## SHORT EXERCISE
Look through the lines below and extract any with the word "right".

## INFORMATION SHOWN
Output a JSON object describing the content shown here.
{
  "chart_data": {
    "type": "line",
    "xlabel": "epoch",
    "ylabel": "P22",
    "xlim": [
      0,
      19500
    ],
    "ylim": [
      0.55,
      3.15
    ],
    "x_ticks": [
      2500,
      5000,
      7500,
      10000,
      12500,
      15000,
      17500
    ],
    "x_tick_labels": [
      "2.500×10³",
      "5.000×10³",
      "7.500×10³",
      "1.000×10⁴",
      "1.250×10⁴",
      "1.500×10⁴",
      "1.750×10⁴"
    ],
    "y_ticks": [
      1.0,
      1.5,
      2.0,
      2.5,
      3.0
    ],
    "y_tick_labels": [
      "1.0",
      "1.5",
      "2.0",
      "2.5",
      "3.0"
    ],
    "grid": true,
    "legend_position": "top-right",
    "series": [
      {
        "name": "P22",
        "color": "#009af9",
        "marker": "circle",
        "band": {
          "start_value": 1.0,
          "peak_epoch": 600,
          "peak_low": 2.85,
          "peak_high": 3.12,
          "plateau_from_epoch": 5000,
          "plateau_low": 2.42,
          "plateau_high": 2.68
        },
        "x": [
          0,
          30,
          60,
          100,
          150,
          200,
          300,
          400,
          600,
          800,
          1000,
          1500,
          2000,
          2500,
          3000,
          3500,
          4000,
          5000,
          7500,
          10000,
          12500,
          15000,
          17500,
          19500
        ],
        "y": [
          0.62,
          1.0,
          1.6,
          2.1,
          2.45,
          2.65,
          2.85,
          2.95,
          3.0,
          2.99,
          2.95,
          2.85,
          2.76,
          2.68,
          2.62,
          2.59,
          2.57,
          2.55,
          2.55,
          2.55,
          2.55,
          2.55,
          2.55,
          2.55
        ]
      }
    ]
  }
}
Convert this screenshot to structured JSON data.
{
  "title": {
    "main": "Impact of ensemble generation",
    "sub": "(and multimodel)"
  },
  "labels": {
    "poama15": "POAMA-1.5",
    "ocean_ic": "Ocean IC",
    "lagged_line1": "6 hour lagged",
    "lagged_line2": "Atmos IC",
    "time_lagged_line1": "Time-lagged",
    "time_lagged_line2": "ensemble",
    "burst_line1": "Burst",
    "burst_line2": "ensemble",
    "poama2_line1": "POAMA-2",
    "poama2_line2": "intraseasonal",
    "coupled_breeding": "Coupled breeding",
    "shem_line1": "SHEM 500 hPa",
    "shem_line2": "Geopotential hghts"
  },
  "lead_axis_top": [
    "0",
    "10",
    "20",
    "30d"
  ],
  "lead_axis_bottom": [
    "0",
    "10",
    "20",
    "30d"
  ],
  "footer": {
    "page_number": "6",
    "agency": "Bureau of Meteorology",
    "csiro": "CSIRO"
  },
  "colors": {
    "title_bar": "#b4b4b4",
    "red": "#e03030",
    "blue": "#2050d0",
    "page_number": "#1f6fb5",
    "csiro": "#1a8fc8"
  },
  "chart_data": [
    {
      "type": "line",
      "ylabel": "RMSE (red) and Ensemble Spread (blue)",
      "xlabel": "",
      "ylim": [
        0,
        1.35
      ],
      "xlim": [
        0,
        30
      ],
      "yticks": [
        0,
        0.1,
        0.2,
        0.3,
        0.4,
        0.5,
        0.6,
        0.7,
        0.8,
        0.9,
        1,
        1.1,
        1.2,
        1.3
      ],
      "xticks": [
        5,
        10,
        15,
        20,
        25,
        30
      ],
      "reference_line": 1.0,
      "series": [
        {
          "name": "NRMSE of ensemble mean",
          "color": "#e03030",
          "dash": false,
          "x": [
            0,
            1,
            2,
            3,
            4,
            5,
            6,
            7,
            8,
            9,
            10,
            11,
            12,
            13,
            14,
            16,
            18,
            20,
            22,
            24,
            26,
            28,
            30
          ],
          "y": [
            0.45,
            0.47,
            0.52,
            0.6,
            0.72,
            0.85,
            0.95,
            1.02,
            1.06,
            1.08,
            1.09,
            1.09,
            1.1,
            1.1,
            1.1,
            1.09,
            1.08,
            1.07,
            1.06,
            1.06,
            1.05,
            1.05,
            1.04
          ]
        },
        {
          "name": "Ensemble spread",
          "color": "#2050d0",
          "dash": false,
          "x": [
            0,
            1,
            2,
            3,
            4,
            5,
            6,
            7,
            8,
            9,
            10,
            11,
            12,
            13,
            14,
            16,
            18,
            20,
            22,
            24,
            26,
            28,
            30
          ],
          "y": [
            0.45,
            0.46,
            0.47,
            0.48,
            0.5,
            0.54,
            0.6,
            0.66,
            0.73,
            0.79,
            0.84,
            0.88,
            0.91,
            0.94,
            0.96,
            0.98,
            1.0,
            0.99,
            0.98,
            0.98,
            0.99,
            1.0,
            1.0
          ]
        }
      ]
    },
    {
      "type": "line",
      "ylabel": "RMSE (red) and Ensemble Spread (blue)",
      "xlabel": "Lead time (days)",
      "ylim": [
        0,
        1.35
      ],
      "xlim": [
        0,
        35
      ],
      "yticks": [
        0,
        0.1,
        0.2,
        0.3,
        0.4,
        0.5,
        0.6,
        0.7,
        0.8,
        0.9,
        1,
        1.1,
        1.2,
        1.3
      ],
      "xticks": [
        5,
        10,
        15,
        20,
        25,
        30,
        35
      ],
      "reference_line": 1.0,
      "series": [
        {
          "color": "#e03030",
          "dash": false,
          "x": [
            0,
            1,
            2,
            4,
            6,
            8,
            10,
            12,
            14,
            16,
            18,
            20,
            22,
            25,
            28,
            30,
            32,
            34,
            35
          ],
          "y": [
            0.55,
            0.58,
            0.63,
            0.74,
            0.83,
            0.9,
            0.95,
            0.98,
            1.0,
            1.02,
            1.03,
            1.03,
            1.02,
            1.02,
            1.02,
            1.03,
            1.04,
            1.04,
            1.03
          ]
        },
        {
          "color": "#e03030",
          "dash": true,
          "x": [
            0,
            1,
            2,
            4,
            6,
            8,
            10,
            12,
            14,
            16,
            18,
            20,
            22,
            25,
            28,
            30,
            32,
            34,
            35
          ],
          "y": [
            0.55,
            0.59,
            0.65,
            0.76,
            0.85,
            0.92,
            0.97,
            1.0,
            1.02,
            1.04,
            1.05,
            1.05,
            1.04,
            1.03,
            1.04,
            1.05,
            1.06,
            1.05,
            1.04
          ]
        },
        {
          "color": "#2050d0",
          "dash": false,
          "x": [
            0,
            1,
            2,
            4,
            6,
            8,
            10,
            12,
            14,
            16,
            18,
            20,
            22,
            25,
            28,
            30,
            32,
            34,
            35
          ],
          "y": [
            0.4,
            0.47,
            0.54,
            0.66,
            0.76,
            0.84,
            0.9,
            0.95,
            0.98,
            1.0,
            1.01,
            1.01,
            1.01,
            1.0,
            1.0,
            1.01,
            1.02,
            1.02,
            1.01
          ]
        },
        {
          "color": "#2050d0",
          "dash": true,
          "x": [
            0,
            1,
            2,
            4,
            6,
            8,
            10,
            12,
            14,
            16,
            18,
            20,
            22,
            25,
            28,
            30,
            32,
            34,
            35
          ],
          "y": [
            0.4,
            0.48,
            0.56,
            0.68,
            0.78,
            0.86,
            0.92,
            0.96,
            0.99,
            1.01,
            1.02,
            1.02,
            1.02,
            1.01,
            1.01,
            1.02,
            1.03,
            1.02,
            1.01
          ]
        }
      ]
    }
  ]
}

* * *

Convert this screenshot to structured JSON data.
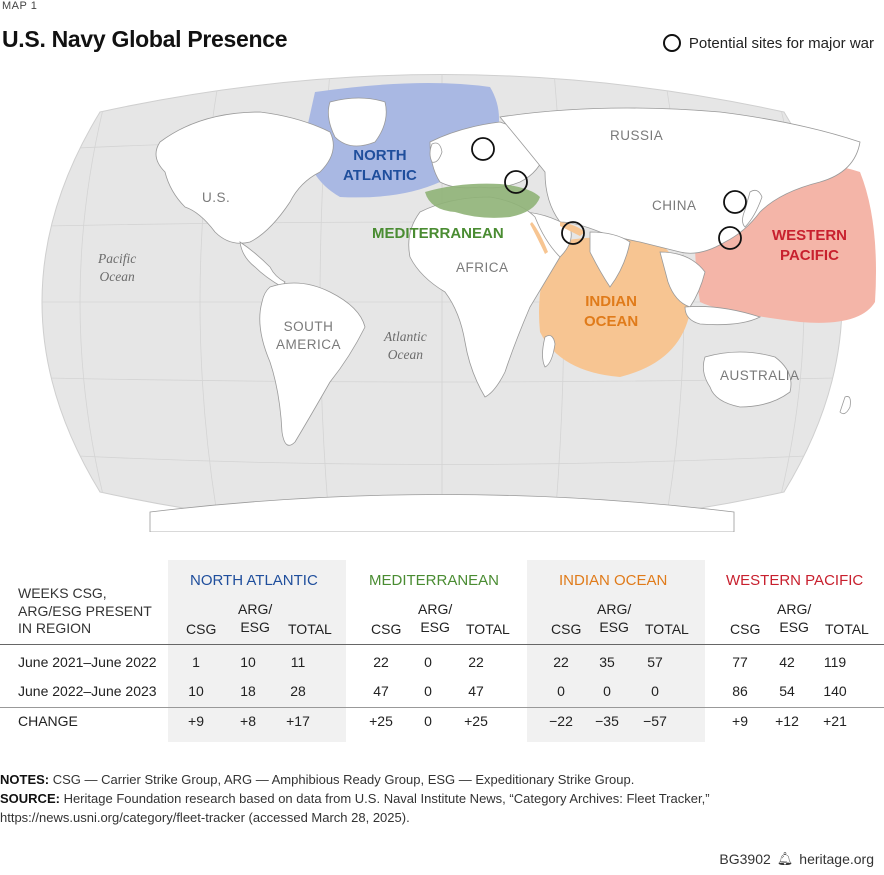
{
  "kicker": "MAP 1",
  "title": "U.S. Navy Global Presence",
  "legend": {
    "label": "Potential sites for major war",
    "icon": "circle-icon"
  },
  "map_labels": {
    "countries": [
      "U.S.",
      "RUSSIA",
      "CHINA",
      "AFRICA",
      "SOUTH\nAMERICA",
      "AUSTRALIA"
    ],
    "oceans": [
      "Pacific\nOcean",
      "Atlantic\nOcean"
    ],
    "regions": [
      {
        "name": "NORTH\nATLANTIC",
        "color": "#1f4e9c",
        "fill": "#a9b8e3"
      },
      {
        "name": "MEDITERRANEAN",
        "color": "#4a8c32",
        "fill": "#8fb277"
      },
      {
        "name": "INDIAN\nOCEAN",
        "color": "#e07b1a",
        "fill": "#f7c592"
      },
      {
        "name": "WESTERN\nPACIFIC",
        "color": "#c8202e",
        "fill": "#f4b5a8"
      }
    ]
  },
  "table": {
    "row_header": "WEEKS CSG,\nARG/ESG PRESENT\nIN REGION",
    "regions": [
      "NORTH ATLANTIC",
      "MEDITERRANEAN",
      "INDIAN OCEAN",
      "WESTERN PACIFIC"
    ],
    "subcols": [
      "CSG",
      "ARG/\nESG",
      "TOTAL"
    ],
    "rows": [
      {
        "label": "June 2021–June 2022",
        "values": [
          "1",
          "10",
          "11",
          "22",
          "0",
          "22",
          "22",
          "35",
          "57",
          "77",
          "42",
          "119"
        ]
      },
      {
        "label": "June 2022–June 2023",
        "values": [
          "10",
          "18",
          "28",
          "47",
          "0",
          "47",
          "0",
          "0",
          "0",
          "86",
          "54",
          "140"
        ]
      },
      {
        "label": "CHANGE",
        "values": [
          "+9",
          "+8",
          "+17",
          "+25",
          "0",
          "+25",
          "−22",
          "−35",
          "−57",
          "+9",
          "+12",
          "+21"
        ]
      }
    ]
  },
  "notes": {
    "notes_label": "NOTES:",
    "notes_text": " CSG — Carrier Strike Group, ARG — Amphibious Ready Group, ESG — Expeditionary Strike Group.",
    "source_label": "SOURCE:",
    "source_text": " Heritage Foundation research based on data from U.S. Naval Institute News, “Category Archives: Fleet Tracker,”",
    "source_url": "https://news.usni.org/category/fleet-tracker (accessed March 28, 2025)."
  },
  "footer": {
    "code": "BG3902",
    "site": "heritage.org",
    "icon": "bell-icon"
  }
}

* * *

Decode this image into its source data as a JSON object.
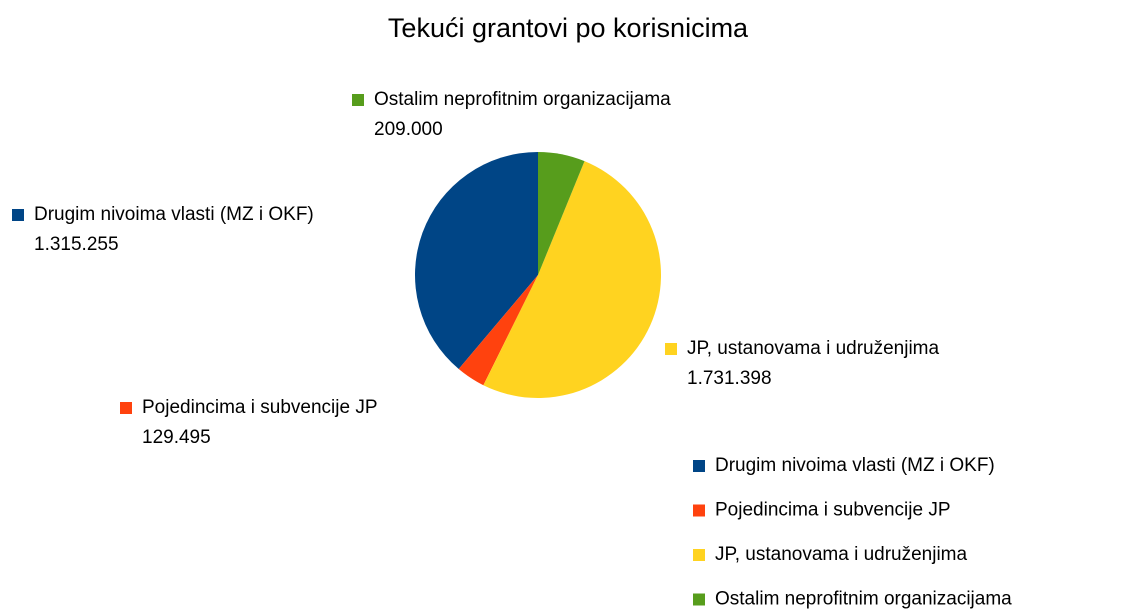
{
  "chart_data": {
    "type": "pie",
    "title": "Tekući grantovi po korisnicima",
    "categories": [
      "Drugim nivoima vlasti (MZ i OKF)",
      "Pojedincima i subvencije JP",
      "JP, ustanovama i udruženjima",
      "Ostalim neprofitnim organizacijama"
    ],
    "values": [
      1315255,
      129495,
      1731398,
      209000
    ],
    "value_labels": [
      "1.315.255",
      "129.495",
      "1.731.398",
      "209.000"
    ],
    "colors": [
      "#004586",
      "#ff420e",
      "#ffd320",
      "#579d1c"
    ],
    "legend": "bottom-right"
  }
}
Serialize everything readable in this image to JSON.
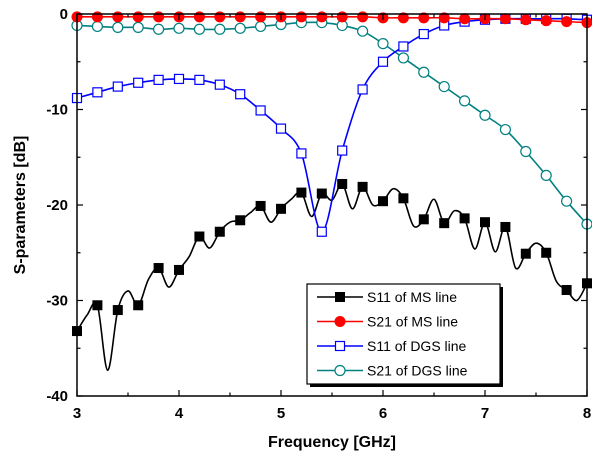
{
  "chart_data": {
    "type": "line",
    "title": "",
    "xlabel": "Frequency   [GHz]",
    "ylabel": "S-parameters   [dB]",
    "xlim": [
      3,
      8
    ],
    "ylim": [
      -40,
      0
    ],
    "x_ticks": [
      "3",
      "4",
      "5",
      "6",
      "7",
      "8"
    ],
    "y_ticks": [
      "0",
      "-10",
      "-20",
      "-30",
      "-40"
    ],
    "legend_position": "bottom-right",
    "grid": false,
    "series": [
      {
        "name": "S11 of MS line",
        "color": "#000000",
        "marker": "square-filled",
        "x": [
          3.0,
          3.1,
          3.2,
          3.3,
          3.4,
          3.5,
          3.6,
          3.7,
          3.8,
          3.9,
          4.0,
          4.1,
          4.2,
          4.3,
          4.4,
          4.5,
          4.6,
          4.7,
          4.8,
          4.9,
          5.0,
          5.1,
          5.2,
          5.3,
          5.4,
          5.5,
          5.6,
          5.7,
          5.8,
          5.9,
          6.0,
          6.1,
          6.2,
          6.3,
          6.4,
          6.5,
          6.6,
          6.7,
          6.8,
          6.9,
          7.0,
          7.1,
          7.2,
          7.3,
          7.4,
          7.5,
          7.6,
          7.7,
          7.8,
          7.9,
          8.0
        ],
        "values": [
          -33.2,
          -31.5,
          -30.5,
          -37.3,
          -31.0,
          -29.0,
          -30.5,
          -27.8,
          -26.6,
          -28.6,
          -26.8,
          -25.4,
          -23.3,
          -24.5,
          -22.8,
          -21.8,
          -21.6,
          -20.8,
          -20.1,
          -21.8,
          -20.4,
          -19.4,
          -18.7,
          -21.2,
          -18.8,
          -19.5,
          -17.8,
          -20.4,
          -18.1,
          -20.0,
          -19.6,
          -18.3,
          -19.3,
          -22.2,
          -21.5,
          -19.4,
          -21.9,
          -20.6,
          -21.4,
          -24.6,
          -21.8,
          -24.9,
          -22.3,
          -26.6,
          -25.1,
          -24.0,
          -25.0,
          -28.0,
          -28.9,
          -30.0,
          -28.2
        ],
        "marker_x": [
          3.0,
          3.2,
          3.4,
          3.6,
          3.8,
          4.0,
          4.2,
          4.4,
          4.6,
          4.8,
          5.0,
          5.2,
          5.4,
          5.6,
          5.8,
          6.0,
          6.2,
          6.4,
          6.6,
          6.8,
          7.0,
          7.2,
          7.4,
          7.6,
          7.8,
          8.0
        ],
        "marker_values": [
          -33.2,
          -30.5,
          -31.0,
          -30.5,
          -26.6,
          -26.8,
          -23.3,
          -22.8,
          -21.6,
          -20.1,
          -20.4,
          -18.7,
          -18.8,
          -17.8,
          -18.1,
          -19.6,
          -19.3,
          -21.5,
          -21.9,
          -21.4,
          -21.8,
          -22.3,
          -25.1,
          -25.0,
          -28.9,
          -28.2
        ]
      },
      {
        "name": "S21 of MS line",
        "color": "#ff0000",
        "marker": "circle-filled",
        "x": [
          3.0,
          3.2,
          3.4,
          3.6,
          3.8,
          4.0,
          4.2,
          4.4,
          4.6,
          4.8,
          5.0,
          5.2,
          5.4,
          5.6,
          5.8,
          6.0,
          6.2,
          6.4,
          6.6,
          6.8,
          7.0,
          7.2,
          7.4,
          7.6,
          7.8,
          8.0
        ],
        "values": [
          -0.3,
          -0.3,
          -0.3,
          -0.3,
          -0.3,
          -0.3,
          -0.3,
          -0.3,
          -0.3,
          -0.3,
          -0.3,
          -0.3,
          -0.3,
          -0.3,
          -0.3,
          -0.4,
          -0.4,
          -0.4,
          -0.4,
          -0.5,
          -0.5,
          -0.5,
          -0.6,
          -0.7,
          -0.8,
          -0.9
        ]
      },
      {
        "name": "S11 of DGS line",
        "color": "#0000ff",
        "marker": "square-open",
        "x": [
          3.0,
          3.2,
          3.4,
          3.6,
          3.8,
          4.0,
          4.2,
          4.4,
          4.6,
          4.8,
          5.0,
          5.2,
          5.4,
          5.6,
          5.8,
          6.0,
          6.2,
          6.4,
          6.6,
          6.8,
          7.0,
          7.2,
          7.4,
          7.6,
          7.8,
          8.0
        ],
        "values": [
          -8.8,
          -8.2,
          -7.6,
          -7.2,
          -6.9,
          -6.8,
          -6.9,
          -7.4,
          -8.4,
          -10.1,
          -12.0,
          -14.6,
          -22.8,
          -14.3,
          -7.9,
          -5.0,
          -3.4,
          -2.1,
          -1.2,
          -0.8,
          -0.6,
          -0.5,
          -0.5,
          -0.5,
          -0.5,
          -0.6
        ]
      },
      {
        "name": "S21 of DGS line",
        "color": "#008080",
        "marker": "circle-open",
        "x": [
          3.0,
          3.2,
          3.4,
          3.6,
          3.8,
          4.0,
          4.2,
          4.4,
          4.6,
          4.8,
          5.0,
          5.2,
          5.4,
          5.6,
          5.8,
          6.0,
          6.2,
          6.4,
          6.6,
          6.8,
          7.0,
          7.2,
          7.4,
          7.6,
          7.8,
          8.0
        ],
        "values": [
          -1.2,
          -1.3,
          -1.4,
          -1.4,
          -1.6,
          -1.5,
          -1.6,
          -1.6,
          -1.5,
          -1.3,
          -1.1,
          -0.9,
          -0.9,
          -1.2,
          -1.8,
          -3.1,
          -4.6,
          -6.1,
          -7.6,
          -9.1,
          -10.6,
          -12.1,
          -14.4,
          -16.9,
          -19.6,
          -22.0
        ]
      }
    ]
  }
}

## TASK OUTPUT
    "legend_position": "top-right",
    "legend": "bottom-right"
    "legend_position": "bottom-right",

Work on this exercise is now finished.